Fragmento del texto
□ □ □ □ □

Ahi tengo las reglas que yo uso y me funcionan sin problemas solo para que descargues y uses inmediatamente.

EDIT: Tampoco necesitas la documentación de arch, solo buscar un poco en este foro.

----------

## papu

 *edgar_uriel84 wrote:*   

> no funcionara si no tienes las reglas correctas, te mando a mi blog (que mañoso ) : http://genomorro.wordpress.com/2009/05/16/mas-reglas-udev-para-automontar-dispositivos/
> 
> Ahi tengo las reglas que yo uso y me funcionan sin problemas solo para que descargues y uses inmediatamente.
> 
> EDIT: Tampoco necesitas la documentación de arch, solo buscar un poco en este foro.

 

¿esto es para temas usb solamente?

joder que cacao, pero¿ el udev este no sirve para la (gestión) autodetección de dispositivos?, entiendo que también el hotplug y tal ¿no?

Supongo es que aún no esta implementado todas las características de udev. Teoricamente también devería servir ( a la larga) para detección de todo tipo dispositivos: discos duros( sin tener que ponernos en fstab), sonido, tarjetas de video,monitores...

No se exactamente a que tiende el udev en un futuro , no creo solo sirva para  detección de teclados y ratones, eso si me funciona perfectamente.

saludos, adéu.

----------

## edgar_uriel84

Las reglas que te puse son para montar usb porque es lo que puedes montar, por eso preguntaste y a lo más que necesitaras es agregar alguna regla de las que ya hay ahí, si quieres autodetección de hardware (Discos duros internos y tarjetas de video) debes usar HAL no udev, en general si conectas algo por usb podrías crear reglas udev para ejecutar acciones automagicamente (cargar modulos, iniciar un script o programa y cosas asi), las reglas son como las que ya haz visto en el post de mi blog, sin embargo para ese tipo de tareas esta HAL no udev.

Ahora, que es lo que exactamente quieres hacer, porque ya no entendí tu queja, hasta donde explicas todo lo que necesitas ya lo hace udev.

----------

## papu

 *edgar_uriel84 wrote:*   

> Las reglas que te puse son para montar usb porque es lo que puedes montar, por eso preguntaste y a lo más que necesitaras es agregar alguna regla de las que ya hay ahí, si quieres autodetección de hardware (Discos duros internos y tarjetas de video) debes usar HAL no udev, en general si conectas algo por usb podrías crear reglas udev para ejecutar acciones automagicamente (cargar modulos, iniciar un script o programa y cosas asi), las reglas son como las que ya haz visto en el post de mi blog, sin embargo para ese tipo de tareas esta HAL no udev.
> 
> Ahora, que es lo que exactamente quieres hacer, porque ya no entendí tu queja, hasta donde explicas todo lo que necesitas ya lo hace udev.

 

ya gracias, yo tenia entendido y leí que el udev iba a substituir al HAL  y por eso comentaba lo de poder usar hotplug con udev, y que a la larga pues serviria tambien para todo tipo de dispositivos, pero bueno parece ser que no van por ahí los tiros y quizás este mezclando churras con meninas,  :Smile:  ya pondré alguna regla pero no se cual de ellas, porque tampoco se automontan las unidades de dvd y tal.  Siempre puedo volver a poner HAL y todo arreglado.

bueno muchas gracias,

adéu.

----------

□ □ □ □ □

Datos mostrados
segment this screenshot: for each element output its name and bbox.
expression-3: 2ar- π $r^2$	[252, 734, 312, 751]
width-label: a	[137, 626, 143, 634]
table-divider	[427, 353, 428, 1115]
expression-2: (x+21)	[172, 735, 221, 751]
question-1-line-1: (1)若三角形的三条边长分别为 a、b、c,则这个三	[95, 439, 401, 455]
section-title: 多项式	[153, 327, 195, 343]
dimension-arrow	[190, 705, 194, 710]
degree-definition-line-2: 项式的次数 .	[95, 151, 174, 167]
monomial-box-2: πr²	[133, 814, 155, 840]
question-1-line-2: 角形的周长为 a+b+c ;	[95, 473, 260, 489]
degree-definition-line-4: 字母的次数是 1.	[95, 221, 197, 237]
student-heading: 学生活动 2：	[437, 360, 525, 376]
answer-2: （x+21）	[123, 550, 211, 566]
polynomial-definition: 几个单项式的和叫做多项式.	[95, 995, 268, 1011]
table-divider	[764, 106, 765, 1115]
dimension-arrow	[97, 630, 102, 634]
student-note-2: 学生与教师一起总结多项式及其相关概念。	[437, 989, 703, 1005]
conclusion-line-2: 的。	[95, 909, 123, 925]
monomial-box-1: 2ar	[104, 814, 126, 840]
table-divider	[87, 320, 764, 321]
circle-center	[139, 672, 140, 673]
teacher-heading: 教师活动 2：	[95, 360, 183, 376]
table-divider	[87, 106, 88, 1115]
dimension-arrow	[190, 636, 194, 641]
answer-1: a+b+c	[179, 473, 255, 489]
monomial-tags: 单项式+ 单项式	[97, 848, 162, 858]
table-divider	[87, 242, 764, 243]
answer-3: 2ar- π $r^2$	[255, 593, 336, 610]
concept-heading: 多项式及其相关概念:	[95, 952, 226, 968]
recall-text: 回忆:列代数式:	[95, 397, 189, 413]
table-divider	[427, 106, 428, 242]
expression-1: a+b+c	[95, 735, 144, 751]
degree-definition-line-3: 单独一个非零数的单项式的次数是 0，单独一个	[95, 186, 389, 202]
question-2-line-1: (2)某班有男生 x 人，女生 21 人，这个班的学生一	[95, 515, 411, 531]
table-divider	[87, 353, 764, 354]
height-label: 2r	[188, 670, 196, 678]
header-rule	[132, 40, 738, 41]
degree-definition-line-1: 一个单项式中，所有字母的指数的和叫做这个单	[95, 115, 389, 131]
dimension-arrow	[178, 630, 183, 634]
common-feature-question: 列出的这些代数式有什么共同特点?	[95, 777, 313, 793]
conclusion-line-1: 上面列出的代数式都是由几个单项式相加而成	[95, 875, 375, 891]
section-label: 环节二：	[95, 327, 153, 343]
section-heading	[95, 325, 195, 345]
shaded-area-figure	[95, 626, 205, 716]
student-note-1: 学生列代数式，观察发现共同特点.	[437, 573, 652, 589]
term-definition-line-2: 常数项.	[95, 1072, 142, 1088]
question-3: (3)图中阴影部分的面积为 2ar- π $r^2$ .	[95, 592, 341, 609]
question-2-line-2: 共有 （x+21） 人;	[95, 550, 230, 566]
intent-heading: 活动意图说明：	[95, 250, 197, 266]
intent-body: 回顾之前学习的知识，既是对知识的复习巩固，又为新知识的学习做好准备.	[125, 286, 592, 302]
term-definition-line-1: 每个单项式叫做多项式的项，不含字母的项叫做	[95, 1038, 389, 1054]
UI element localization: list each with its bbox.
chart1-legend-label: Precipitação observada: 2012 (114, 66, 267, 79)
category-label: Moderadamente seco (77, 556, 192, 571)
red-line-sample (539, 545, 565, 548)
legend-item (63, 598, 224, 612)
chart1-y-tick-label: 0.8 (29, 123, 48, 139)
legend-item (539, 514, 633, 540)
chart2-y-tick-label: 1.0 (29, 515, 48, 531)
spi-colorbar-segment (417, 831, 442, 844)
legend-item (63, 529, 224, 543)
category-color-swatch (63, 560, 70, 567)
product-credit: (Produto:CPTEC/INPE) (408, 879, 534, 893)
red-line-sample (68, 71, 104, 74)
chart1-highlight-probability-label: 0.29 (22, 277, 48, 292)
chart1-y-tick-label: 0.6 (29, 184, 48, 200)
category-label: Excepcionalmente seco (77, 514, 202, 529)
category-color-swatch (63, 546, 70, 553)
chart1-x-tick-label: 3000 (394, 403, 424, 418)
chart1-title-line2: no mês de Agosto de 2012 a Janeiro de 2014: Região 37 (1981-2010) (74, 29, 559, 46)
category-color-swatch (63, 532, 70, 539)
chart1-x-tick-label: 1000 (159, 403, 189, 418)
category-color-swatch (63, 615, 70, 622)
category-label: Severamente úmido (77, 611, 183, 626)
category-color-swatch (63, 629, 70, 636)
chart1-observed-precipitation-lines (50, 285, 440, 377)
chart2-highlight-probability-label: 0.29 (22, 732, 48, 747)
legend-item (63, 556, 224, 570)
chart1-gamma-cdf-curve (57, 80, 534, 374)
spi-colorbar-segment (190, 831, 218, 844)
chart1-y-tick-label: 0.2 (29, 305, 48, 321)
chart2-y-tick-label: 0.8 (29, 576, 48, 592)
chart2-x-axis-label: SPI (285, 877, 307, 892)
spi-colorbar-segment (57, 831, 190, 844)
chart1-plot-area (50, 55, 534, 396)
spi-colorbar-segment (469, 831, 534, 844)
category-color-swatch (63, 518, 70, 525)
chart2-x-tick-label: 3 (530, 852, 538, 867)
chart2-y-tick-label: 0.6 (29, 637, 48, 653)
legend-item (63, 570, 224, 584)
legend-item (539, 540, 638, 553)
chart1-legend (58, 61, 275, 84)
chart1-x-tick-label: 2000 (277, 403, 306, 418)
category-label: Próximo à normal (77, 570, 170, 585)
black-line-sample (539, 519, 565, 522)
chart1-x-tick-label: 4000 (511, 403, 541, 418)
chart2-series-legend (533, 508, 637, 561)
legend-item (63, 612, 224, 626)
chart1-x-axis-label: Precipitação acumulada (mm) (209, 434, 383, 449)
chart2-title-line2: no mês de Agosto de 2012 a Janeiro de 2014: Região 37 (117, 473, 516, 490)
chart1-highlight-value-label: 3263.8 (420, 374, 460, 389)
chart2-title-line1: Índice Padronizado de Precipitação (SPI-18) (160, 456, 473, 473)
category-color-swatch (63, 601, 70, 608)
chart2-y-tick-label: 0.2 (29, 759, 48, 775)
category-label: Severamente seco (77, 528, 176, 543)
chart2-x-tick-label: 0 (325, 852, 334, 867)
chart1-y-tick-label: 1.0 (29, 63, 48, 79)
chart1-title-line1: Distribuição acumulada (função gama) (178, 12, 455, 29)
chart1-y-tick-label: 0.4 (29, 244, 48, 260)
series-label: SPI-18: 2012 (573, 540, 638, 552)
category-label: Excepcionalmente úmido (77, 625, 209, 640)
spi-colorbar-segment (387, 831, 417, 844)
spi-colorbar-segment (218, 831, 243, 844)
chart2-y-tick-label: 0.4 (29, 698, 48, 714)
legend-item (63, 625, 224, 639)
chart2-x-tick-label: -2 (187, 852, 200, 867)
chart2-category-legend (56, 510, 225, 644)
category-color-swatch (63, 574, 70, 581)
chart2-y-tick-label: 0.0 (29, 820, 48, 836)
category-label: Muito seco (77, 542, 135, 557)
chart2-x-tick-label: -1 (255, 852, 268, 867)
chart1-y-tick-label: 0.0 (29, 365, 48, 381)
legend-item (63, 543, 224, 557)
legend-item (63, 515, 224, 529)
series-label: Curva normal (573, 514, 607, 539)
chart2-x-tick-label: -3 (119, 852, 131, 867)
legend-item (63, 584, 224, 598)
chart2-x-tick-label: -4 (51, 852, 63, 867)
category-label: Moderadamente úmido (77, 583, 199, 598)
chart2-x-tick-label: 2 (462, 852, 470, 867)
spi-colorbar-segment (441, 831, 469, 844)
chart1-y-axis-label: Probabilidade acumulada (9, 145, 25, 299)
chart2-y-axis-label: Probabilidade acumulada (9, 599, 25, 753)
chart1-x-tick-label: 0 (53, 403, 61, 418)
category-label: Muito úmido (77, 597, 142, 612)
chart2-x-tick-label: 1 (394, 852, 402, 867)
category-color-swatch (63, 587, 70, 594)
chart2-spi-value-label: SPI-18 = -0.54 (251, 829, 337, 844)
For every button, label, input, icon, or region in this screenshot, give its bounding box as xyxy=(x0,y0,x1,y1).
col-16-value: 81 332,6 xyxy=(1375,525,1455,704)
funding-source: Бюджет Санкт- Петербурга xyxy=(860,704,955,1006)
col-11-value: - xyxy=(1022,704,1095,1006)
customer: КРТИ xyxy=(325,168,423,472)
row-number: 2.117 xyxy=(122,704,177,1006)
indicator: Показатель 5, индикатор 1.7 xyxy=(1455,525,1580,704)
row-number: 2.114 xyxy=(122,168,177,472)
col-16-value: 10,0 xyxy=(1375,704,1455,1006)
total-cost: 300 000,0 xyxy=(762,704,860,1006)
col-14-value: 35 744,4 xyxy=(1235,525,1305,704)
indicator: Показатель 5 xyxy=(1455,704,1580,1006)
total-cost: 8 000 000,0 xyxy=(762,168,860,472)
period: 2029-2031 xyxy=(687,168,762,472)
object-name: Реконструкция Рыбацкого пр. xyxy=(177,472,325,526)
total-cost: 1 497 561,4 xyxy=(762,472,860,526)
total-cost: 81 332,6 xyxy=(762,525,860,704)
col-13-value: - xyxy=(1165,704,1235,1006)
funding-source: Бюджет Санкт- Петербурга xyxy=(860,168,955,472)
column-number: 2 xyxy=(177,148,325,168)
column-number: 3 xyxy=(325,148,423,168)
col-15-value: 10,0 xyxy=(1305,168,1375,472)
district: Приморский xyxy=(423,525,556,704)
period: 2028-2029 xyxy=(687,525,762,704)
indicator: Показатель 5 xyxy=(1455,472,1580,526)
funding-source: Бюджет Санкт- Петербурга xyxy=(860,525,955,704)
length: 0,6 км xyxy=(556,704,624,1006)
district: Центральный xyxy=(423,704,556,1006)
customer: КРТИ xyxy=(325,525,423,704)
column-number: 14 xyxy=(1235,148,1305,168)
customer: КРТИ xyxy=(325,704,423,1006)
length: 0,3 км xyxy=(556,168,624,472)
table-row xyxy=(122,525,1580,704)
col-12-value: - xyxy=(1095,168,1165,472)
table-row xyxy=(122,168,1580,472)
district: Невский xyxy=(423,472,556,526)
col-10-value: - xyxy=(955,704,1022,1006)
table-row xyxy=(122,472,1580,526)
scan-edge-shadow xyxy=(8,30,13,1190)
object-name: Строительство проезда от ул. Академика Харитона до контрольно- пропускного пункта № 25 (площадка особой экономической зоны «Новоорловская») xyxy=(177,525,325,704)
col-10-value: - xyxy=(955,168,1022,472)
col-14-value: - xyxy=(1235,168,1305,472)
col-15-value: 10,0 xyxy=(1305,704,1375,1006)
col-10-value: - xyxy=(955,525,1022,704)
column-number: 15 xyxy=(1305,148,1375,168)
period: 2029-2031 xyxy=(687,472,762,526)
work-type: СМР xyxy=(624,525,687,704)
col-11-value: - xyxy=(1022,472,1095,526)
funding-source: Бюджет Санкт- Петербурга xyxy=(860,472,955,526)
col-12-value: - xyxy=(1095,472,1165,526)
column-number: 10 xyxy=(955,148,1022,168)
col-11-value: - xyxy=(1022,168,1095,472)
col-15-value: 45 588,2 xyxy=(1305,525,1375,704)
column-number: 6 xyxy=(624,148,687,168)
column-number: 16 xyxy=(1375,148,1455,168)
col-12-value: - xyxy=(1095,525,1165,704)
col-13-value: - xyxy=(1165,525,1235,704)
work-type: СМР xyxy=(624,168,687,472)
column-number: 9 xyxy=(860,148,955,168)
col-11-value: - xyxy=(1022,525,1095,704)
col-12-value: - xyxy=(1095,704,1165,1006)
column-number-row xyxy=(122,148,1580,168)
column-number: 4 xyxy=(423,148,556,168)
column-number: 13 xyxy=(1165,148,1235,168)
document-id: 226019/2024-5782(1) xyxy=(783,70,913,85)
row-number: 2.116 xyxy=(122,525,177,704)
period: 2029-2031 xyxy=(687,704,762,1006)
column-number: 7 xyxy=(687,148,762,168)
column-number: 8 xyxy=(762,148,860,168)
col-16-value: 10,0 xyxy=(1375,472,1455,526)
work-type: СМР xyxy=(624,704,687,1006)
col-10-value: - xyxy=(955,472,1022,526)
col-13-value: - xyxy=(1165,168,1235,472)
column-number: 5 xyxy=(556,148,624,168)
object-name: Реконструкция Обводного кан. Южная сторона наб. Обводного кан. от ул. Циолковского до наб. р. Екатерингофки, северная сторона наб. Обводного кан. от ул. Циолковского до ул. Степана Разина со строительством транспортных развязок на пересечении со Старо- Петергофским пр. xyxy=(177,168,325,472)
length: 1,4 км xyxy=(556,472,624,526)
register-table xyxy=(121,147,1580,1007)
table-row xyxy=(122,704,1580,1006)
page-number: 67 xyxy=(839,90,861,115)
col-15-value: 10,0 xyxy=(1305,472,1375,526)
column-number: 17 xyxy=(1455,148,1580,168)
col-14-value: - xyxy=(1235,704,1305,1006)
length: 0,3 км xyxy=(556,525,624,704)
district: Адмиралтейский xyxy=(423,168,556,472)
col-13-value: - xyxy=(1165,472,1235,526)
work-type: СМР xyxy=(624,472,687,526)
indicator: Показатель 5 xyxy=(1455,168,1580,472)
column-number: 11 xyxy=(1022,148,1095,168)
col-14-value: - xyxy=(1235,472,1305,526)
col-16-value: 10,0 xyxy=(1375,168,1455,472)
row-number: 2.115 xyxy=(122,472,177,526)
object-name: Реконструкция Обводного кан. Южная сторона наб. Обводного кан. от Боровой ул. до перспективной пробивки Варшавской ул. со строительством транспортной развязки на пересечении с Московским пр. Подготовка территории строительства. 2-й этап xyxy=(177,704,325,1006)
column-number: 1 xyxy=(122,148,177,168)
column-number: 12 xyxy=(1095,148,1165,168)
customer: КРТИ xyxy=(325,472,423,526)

□ □ □ □ □

Descripción del problema
¿Cómo queda el hilo sobre udev desde "joder que cacao, pero¿" hasta "tarjetas de video,monitores..." si renombras "fstab" como "/etc/fstab"? Estos datos provienen de otra fuente.

Solución propuesta
joder que cacao, pero¿ el udev este no sirve para la (gestión) autodetección de dispositivos?, entiendo que también el hotplug y tal ¿no?

Supongo es que aún no esta implementado todas las características de udev. Teoricamente también devería servir ( a la larga) para detección de todo tipo dispositivos: discos duros( sin tener que ponernos en /etc/fstab), sonido, tarjetas de video,monitores...